§ TASK OBJECTIVE: Summarize the text on snowfakes in two sentences.

§ EXTRACT PROVIDED:

Snowfakes

My friends up north tell me they have quite enough snowflakes already, thank you. Nevertheless, Janko Gravner and David Griffeath are making more. Or, rather, they’re making snowfakes (the word is theirs, not mine):

Image 15 from the Gravner-Griffeath snowfake slideshow at psoup.math.wisc.edu/pub/Snowfakes.pdf

In case there’s any doubt, the image above is not a photograph of a real snowflake; it’s an incredible simulation.

Mathematical and computational models of snowflakes have a long history, perhaps going back to the snowflake curve of Helge von Koch. I say “perhaps” because Koch, a Swede, seems not to have been much interested in snow; his 1904 paper on the subject was all about nowhere-differentiable everywhere-continuous curves. By the 1970s and 80s, however, there was a serious search for simple rules that would give rise to realistic snowflake patterns.

In a series of three long and detailed papers, all written over the course of little more than a year, Gravner and Griffeath recapitulate the entire history of this effort, and then they advance the state of the art. They begin with cellular automata, especially a model first discussed in 1984 by Norman H. Packard. They go on to two-dimensional models based on the idea of diffusion-limited aggregation (which is also the process that generated the banner atop the bit-player.org page). Finally they develop the three-dimensional model that produced the image above. They write:

The key features of our model are diffusion of vapor, anisotropic attachment of water molecules, and a narrow semi-liquid layer at the boundary. All three ingredients seems to be essential for faithful emulation of the morphology observed in nature.

§ MATERIAL SUPPLIED:
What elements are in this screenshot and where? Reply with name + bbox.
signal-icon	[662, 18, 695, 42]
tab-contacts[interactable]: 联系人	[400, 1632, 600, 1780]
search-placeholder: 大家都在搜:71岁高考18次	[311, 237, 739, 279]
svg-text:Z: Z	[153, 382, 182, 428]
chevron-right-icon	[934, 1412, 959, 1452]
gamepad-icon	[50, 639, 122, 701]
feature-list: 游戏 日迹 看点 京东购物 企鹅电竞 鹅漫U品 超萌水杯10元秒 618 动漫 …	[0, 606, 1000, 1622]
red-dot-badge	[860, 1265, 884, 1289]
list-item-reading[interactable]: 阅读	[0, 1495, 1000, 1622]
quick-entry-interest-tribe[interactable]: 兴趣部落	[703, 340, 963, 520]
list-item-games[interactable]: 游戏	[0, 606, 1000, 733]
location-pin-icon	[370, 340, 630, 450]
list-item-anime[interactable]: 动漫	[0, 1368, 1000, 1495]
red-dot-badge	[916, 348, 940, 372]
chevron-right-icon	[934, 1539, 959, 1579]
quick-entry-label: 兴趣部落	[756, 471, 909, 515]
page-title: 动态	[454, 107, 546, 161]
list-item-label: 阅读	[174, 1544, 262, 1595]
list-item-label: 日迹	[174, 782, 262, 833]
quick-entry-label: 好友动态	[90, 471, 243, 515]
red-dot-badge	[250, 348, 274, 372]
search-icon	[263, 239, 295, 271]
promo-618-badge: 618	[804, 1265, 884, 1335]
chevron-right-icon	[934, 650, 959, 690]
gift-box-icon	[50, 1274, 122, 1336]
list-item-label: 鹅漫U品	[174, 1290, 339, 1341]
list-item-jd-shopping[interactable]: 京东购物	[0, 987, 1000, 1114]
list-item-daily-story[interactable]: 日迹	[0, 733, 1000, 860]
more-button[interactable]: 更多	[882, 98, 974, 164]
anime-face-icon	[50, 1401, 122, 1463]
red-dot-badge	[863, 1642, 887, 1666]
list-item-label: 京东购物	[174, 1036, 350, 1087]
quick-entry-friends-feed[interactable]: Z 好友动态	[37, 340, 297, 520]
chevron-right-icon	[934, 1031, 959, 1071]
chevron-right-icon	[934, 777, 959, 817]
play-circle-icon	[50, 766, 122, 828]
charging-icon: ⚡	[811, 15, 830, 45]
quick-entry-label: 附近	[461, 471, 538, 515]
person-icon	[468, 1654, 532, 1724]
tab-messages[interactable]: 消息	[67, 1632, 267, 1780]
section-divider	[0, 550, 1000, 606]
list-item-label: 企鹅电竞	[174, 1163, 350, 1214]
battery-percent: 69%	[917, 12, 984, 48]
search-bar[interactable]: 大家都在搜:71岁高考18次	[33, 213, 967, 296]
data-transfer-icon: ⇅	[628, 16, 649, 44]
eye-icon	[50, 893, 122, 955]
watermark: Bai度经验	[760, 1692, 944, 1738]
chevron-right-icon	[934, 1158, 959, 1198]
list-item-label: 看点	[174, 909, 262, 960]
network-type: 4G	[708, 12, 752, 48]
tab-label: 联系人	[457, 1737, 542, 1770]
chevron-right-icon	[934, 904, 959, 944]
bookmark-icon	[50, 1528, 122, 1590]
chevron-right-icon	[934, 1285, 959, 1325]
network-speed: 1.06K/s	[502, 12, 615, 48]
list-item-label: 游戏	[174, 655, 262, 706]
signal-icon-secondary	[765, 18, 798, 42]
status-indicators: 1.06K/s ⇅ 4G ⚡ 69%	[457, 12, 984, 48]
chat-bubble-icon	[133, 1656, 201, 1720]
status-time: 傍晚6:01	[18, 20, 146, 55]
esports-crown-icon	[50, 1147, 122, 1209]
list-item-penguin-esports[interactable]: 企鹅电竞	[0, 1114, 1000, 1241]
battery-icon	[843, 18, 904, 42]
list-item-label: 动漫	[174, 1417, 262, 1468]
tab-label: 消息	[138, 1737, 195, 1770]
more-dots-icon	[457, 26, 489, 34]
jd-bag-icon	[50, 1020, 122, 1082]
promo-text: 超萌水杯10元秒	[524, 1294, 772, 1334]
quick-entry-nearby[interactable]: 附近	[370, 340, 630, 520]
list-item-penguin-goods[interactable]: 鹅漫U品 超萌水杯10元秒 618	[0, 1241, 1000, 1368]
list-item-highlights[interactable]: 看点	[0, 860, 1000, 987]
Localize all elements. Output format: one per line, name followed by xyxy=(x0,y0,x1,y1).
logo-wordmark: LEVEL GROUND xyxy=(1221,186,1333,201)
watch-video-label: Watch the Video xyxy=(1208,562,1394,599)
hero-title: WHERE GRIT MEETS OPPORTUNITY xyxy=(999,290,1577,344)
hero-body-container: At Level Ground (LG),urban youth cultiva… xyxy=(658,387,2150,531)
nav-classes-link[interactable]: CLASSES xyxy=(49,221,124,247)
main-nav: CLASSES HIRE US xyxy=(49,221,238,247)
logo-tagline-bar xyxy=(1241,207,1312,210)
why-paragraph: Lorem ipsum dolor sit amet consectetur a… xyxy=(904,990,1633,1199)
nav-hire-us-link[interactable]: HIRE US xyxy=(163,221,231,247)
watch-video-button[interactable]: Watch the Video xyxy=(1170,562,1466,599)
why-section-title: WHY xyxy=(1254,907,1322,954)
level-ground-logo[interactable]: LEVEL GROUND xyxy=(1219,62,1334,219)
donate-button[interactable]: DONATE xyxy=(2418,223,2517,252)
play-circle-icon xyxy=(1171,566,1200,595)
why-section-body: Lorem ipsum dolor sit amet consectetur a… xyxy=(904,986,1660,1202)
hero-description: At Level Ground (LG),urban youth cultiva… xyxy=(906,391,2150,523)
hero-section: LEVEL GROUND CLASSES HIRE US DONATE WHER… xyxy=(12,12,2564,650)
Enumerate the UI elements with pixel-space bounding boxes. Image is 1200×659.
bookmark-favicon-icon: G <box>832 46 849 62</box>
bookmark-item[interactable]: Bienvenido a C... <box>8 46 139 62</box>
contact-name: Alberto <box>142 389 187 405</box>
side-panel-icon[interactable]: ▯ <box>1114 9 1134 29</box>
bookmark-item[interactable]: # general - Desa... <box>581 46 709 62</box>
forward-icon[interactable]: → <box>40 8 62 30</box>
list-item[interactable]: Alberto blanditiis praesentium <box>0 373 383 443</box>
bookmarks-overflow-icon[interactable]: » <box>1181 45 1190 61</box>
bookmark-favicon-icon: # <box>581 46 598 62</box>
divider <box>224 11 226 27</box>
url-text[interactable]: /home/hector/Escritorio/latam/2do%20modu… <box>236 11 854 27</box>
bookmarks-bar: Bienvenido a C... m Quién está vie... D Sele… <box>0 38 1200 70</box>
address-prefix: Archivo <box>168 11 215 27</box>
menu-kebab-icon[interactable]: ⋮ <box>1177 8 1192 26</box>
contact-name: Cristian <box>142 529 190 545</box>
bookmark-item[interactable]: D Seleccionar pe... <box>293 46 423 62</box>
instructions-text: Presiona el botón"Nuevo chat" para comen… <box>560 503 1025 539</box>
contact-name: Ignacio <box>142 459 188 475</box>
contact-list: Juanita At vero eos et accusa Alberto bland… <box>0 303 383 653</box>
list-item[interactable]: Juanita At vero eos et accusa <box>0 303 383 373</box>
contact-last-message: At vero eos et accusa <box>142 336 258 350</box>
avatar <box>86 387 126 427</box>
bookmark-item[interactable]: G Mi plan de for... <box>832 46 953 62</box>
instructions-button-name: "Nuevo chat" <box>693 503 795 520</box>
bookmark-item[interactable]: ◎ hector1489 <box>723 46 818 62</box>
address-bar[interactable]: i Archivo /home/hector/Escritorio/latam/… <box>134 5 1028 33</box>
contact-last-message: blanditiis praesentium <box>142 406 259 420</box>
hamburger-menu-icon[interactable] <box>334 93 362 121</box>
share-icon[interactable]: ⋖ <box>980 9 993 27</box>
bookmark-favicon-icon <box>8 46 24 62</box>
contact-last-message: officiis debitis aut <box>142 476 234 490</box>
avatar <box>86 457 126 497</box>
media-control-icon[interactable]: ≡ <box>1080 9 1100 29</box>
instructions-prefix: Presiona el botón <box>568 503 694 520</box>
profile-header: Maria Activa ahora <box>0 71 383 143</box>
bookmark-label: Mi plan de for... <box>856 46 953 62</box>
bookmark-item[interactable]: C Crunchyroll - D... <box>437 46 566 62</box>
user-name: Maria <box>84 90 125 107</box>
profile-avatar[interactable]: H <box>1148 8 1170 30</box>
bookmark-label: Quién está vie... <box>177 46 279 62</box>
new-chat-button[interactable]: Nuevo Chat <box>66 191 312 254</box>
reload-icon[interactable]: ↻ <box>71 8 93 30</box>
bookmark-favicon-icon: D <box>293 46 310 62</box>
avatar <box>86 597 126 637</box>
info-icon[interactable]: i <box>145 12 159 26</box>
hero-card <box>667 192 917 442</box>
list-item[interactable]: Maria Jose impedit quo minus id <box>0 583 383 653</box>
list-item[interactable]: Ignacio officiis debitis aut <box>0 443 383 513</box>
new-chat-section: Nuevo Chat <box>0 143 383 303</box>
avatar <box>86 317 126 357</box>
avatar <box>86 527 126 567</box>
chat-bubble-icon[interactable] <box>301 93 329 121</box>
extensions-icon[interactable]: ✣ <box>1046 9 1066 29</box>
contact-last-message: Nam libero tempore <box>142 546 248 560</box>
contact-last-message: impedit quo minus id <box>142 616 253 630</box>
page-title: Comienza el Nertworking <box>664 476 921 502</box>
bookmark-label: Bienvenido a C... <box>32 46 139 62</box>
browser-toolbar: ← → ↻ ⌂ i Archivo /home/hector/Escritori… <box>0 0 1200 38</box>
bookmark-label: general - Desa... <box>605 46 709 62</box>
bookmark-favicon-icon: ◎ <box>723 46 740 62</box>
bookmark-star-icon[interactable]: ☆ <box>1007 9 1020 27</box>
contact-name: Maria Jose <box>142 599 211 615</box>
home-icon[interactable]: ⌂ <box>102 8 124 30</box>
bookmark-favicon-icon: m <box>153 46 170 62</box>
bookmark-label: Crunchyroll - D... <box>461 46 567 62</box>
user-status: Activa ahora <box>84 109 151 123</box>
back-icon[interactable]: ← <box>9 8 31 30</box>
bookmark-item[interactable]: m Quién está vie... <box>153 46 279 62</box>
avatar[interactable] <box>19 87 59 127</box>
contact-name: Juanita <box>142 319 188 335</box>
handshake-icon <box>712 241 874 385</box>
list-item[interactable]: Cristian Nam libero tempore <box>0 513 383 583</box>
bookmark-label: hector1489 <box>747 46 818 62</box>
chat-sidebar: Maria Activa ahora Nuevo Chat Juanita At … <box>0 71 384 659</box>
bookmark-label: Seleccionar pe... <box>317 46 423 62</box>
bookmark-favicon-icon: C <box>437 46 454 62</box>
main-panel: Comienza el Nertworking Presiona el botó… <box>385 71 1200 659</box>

§ ANSWER SPACE: Janko Gravner and David Griffeath produce simulated snowflakes, which they call snowfakes, continuing a search for simple rules yielding realistic snowflake patterns that was under way by the 1970s and 80s. In three papers they review that history and move from cellular automata and two-dimensional diffusion-limited aggregation models to a three-dimensional model whose key features are vapor diffusion, anisotropic attachment of water molecules, and a narrow semi-liquid boundary layer.